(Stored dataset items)
------------

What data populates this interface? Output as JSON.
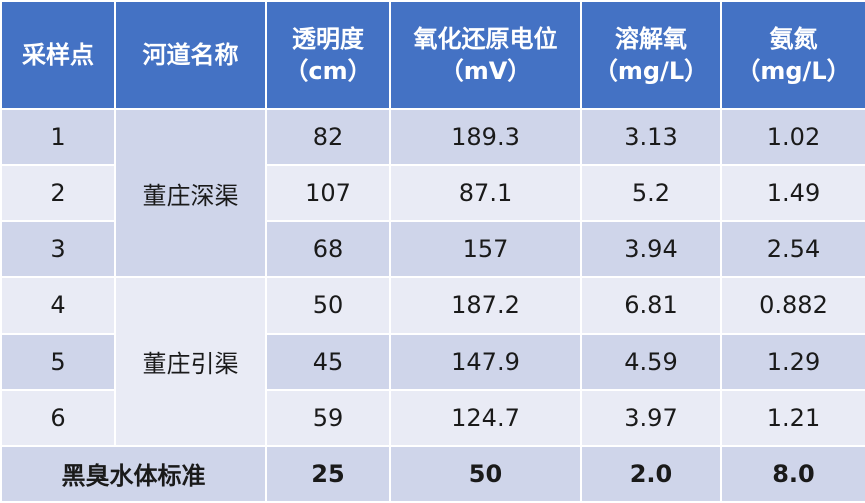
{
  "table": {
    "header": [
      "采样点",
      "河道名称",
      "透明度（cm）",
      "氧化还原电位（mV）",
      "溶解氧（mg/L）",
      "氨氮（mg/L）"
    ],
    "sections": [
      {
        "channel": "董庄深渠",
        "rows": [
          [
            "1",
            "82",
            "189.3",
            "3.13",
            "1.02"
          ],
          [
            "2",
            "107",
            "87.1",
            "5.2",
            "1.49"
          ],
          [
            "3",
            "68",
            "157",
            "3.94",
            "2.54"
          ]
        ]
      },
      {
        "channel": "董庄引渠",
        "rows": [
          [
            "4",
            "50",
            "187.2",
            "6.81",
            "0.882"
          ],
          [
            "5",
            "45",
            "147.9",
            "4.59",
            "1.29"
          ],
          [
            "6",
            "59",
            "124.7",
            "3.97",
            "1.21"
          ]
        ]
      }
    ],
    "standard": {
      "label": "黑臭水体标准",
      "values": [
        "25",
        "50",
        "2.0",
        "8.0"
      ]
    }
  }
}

------------

> _PROBLEM TO WORK ON_
Reproduce each line of the records exactly, and omit every picture.

> _WRITTEN ANSWER_
What data populates this interface? Output as JSON.
{
  "table": {
    "header": [
      "采样点",
      "河道名称",
      "透明度（cm）",
      "氧化还原电位（mV）",
      "溶解氧（mg/L）",
      "氨氮（mg/L）"
    ],
    "sections": [
      {
        "channel": "董庄深渠",
        "rows": [
          [
            "1",
            "82",
            "189.3",
            "3.13",
            "1.02"
          ],
          [
            "2",
            "107",
            "87.1",
            "5.2",
            "1.49"
          ],
          [
            "3",
            "68",
            "157",
            "3.94",
            "2.54"
          ]
        ]
      },
      {
        "channel": "董庄引渠",
        "rows": [
          [
            "4",
            "50",
            "187.2",
            "6.81",
            "0.882"
          ],
          [
            "5",
            "45",
            "147.9",
            "4.59",
            "1.29"
          ],
          [
            "6",
            "59",
            "124.7",
            "3.97",
            "1.21"
          ]
        ]
      }
    ],
    "standard": {
      "label": "黑臭水体标准",
      "values": [
        "25",
        "50",
        "2.0",
        "8.0"
      ]
    }
  }
}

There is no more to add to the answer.